TASK BRIEF » Rewrite the items below with every instance of "wave energy extraction system" changed to "wave power extraction system" and everything else unchanged. Do not include the pictures in your answer.

AVAILABLE RECORDS »
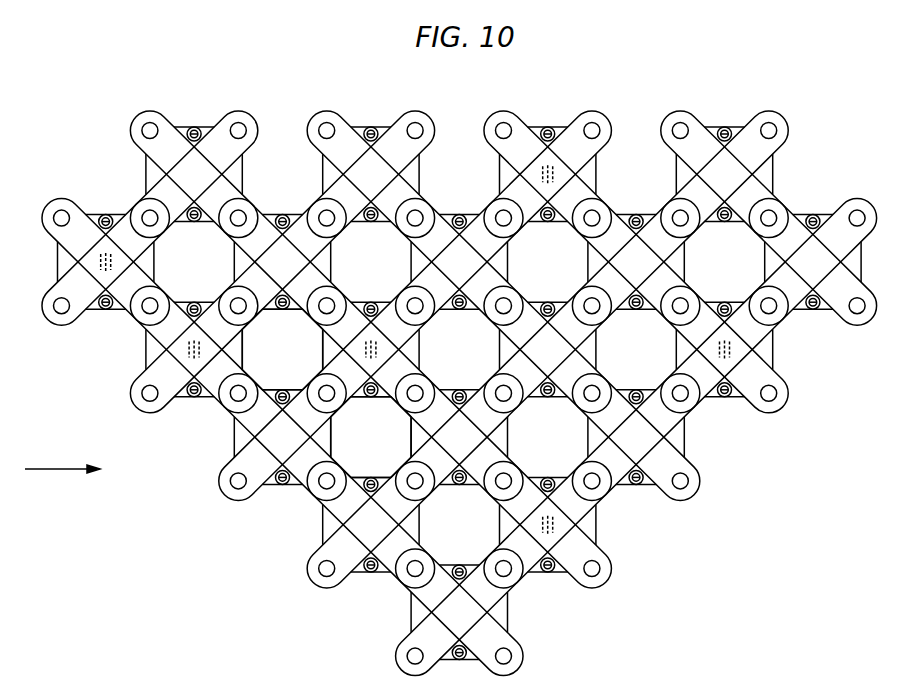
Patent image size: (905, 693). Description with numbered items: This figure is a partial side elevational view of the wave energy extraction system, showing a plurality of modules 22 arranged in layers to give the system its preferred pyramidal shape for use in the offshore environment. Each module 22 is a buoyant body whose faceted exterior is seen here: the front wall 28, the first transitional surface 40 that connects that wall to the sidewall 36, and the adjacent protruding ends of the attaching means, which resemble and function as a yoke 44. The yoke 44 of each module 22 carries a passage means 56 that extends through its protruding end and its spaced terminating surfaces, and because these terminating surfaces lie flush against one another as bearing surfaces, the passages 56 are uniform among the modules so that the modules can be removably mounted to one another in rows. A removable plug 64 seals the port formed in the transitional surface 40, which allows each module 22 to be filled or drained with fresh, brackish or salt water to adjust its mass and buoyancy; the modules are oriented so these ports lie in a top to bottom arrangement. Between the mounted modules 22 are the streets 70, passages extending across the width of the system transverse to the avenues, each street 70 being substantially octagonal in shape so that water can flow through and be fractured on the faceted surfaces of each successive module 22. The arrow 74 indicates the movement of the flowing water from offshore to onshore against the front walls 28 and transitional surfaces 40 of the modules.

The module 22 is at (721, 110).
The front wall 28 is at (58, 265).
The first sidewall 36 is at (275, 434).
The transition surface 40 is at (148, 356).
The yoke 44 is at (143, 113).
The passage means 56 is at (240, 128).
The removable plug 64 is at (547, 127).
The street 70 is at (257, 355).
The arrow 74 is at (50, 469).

OUTPUT FOR THIS EXERCISE »
Patent image size: (905, 693). Description with numbered items: This figure is a partial side elevational view of the wave power extraction system, showing a plurality of modules 22 arranged in layers to give the system its preferred pyramidal shape for use in the offshore environment. Each module 22 is a buoyant body whose faceted exterior is seen here: the front wall 28, the first transitional surface 40 that connects that wall to the sidewall 36, and the adjacent protruding ends of the attaching means, which resemble and function as a yoke 44. The yoke 44 of each module 22 carries a passage means 56 that extends through its protruding end and its spaced terminating surfaces, and because these terminating surfaces lie flush against one another as bearing surfaces, the passages 56 are uniform among the modules so that the modules can be removably mounted to one another in rows. A removable plug 64 seals the port formed in the transitional surface 40, which allows each module 22 to be filled or drained with fresh, brackish or salt water to adjust its mass and buoyancy; the modules are oriented so these ports lie in a top to bottom arrangement. Between the mounted modules 22 are the streets 70, passages extending across the width of the system transverse to the avenues, each street 70 being substantially octagonal in shape so that water can flow through and be fractured on the faceted surfaces of each successive module 22. The arrow 74 indicates the movement of the flowing water from offshore to onshore against the front walls 28 and transitional surfaces 40 of the modules.

The module 22 is at (721, 110).
The front wall 28 is at (58, 265).
The first sidewall 36 is at (275, 434).
The transition surface 40 is at (148, 356).
The yoke 44 is at (143, 113).
The passage means 56 is at (240, 128).
The removable plug 64 is at (547, 127).
The street 70 is at (257, 355).
The arrow 74 is at (50, 469).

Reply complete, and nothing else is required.